### [What you will do]
Every entry that follows needs to be repeated exactly.

--- Task material ---

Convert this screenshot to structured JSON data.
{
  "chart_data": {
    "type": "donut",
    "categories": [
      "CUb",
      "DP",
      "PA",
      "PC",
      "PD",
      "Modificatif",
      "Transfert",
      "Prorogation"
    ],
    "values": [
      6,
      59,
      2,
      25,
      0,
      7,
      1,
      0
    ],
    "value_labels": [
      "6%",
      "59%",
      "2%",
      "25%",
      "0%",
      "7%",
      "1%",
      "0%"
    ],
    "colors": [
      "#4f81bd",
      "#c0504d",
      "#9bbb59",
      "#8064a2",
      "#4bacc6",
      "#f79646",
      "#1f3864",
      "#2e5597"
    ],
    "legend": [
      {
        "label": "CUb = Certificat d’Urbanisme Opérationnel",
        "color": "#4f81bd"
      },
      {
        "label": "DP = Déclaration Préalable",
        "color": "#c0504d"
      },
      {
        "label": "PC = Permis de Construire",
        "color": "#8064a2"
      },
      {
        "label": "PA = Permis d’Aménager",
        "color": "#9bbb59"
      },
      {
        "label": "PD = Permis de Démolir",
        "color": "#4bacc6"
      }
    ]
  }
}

---

### [Task solution]
Convert this screenshot to structured JSON data.
{
  "chart_data": {
    "type": "donut",
    "categories": [
      "CUb",
      "DP",
      "PA",
      "PC",
      "PD",
      "Modificatif",
      "Transfert",
      "Prorogation"
    ],
    "values": [
      6,
      59,
      2,
      25,
      0,
      7,
      1,
      0
    ],
    "value_labels": [
      "6%",
      "59%",
      "2%",
      "25%",
      "0%",
      "7%",
      "1%",
      "0%"
    ],
    "colors": [
      "#4f81bd",
      "#c0504d",
      "#9bbb59",
      "#8064a2",
      "#4bacc6",
      "#f79646",
      "#1f3864",
      "#2e5597"
    ],
    "legend": [
      {
        "label": "CUb = Certificat d’Urbanisme Opérationnel",
        "color": "#4f81bd"
      },
      {
        "label": "DP = Déclaration Préalable",
        "color": "#c0504d"
      },
      {
        "label": "PC = Permis de Construire",
        "color": "#8064a2"
      },
      {
        "label": "PA = Permis d’Aménager",
        "color": "#9bbb59"
      },
      {
        "label": "PD = Permis de Démolir",
        "color": "#4bacc6"
      }
    ]
  }
}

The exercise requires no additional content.